Pull out every line below that holds the word "行人通行的".

● Task data:
* Begin *

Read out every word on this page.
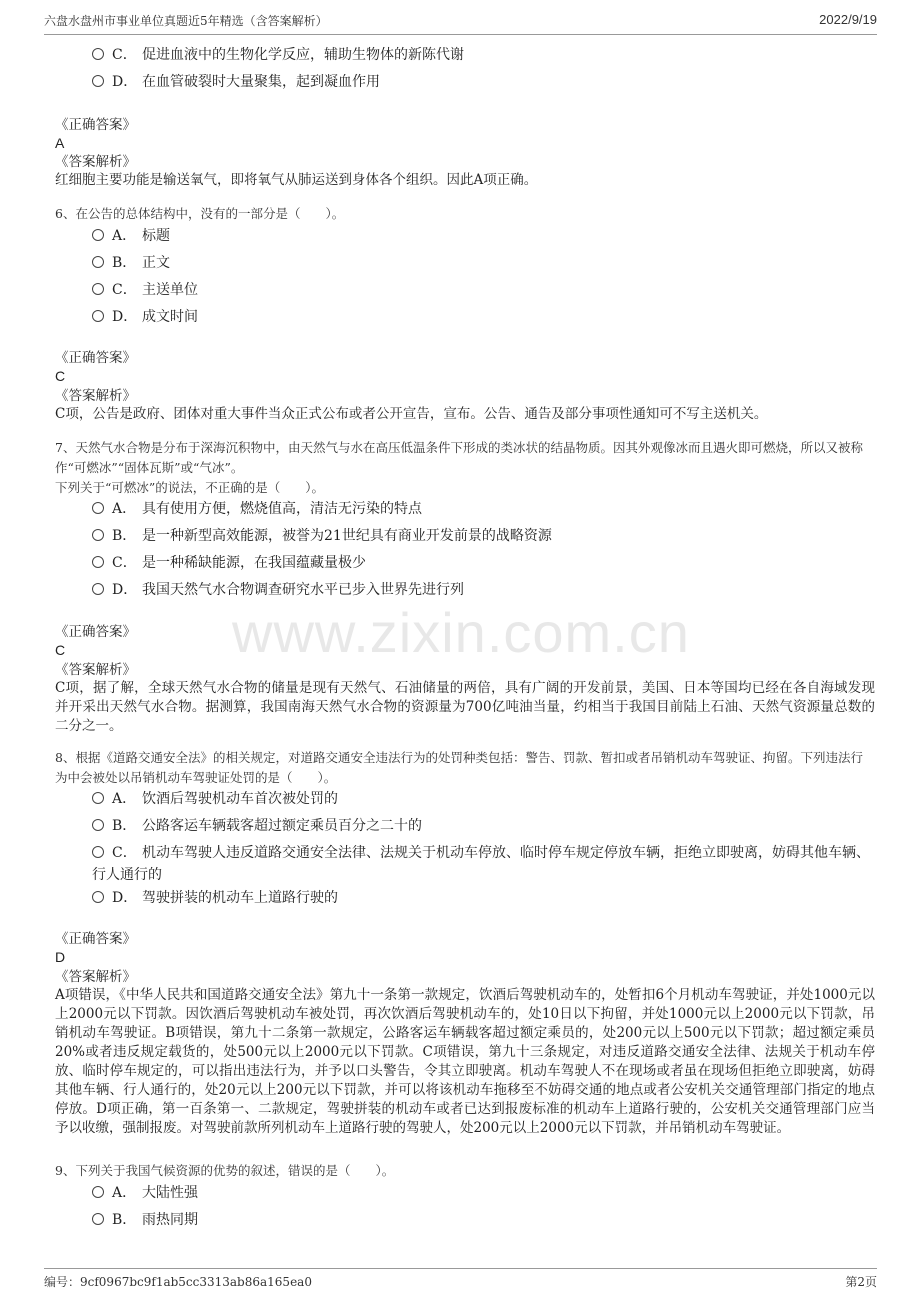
六盘水盘州市事业单位真题近5年精选（含答案解析）	2022/9/19
www.zixin.com.cn
C． 促进血液中的生物化学反应，辅助生物体的新陈代谢
D． 在血管破裂时大量聚集，起到凝血作用
《正确答案》
A
《答案解析》
红细胞主要功能是输送氧气，即将氧气从肺运送到身体各个组织。因此A项正确。
6、在公告的总体结构中，没有的一部分是（　　）。
A． 标题
B． 正文
C． 主送单位
D． 成文时间
《正确答案》
C
《答案解析》
C项，公告是政府、团体对重大事件当众正式公布或者公开宣告，宣布。公告、通告及部分事项性通知可不写主送机关。
7、天然气水合物是分布于深海沉积物中，由天然气与水在高压低温条件下形成的类冰状的结晶物质。因其外观像冰而且遇火即可燃烧，所以又被称作“可燃冰”“固体瓦斯”或“气冰”。
下列关于“可燃冰”的说法，不正确的是（　　）。
A． 具有使用方便，燃烧值高，清洁无污染的特点
B． 是一种新型高效能源，被誉为21世纪具有商业开发前景的战略资源
C． 是一种稀缺能源，在我国蕴藏量极少
D． 我国天然气水合物调查研究水平已步入世界先进行列
《正确答案》
C
《答案解析》
C项，据了解，全球天然气水合物的储量是现有天然气、石油储量的两倍，具有广阔的开发前景，美国、日本等国均已经在各自海域发现并开采出天然气水合物。据测算，我国南海天然气水合物的资源量为700亿吨油当量，约相当于我国目前陆上石油、天然气资源量总数的二分之一。
8、根据《道路交通安全法》的相关规定，对道路交通安全违法行为的处罚种类包括：警告、罚款、暂扣或者吊销机动车驾驶证、拘留。下列违法行为中会被处以吊销机动车驾驶证处罚的是（　　）。
A． 饮酒后驾驶机动车首次被处罚的
B． 公路客运车辆载客超过额定乘员百分之二十的
C． 机动车驾驶人违反道路交通安全法律、法规关于机动车停放、临时停车规定停放车辆，拒绝立即驶离，妨碍其他车辆、行人通行的
D． 驾驶拼装的机动车上道路行驶的
《正确答案》
D
《答案解析》
A项错误，《中华人民共和国道路交通安全法》第九十一条第一款规定，饮酒后驾驶机动车的，处暂扣6个月机动车驾驶证，并处1000元以上2000元以下罚款。因饮酒后驾驶机动车被处罚，再次饮酒后驾驶机动车的，处10日以下拘留，并处1000元以上2000元以下罚款，吊销机动车驾驶证。B项错误，第九十二条第一款规定，公路客运车辆载客超过额定乘员的，处200元以上500元以下罚款；超过额定乘员20%或者违反规定载货的，处500元以上2000元以下罚款。C项错误，第九十三条规定，对违反道路交通安全法律、法规关于机动车停放、临时停车规定的，可以指出违法行为，并予以口头警告，令其立即驶离。机动车驾驶人不在现场或者虽在现场但拒绝立即驶离，妨碍其他车辆、行人通行的，处20元以上200元以下罚款，并可以将该机动车拖移至不妨碍交通的地点或者公安机关交通管理部门指定的地点停放。D项正确，第一百条第一、二款规定，驾驶拼装的机动车或者已达到报废标准的机动车上道路行驶的，公安机关交通管理部门应当予以收缴，强制报废。对驾驶前款所列机动车上道路行驶的驾驶人，处200元以上2000元以下罚款，并吊销机动车驾驶证。
9、下列关于我国气候资源的优势的叙述，错误的是（　　）。
A． 大陆性强
B． 雨热同期
编号：9cf0967bc9f1ab5cc3313ab86a165ea0	第2页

* End *

● Answer:
C． 机动车驾驶人违反道路交通安全法律、法规关于机动车停放、临时停车规定停放车辆，拒绝立即驶离，妨碍其他车辆、行人通行的
A项错误，《中华人民共和国道路交通安全法》第九十一条第一款规定，饮酒后驾驶机动车的，处暂扣6个月机动车驾驶证，并处1000元以上2000元以下罚款。因饮酒后驾驶机动车被处罚，再次饮酒后驾驶机动车的，处10日以下拘留，并处1000元以上2000元以下罚款，吊销机动车驾驶证。B项错误，第九十二条第一款规定，公路客运车辆载客超过额定乘员的，处200元以上500元以下罚款；超过额定乘员20%或者违反规定载货的，处500元以上2000元以下罚款。C项错误，第九十三条规定，对违反道路交通安全法律、法规关于机动车停放、临时停车规定的，可以指出违法行为，并予以口头警告，令其立即驶离。机动车驾驶人不在现场或者虽在现场但拒绝立即驶离，妨碍其他车辆、行人通行的，处20元以上200元以下罚款，并可以将该机动车拖移至不妨碍交通的地点或者公安机关交通管理部门指定的地点停放。D项正确，第一百条第一、二款规定，驾驶拼装的机动车或者已达到报废标准的机动车上道路行驶的，公安机关交通管理部门应当予以收缴，强制报废。对驾驶前款所列机动车上道路行驶的驾驶人，处200元以上2000元以下罚款，并吊销机动车驾驶证。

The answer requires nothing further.